**Input data:**
***
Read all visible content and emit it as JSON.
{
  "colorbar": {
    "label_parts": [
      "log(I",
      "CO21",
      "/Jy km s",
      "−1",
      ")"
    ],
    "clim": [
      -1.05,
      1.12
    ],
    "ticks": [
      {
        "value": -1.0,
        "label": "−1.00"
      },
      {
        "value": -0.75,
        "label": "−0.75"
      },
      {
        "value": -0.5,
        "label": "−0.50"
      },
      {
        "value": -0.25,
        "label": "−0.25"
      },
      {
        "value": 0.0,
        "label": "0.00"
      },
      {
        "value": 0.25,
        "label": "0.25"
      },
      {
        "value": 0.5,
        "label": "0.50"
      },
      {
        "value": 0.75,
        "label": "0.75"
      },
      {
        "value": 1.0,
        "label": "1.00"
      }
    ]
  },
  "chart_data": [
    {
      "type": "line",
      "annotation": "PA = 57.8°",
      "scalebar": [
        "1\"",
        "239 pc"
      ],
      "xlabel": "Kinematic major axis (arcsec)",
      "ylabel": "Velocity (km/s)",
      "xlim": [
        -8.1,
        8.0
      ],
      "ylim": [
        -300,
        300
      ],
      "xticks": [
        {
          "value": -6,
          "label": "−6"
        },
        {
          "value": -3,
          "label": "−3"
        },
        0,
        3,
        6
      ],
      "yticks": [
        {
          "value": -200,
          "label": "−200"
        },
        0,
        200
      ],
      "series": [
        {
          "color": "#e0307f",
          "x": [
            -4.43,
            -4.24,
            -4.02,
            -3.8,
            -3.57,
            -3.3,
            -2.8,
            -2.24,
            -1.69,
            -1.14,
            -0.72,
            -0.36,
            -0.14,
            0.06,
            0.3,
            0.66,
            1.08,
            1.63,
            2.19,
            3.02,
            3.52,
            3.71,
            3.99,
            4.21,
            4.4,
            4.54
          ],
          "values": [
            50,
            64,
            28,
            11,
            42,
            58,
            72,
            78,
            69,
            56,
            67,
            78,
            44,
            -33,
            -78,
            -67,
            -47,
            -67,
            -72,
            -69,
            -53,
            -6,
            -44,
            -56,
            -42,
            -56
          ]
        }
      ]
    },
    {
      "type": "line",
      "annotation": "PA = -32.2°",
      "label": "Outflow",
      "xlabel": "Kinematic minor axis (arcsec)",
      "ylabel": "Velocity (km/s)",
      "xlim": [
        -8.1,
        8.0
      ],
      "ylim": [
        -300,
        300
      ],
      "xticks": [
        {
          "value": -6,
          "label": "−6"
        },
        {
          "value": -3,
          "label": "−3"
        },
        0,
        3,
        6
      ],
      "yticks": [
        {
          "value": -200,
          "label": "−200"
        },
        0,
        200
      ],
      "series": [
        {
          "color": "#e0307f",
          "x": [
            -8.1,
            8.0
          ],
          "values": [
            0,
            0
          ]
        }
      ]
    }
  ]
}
***
**Written instruction:** Review the preceding data and report every line that includes the string "annotation".

**Full answer:**
      "annotation": "PA = 57.8°",
      "annotation": "PA = -32.2°",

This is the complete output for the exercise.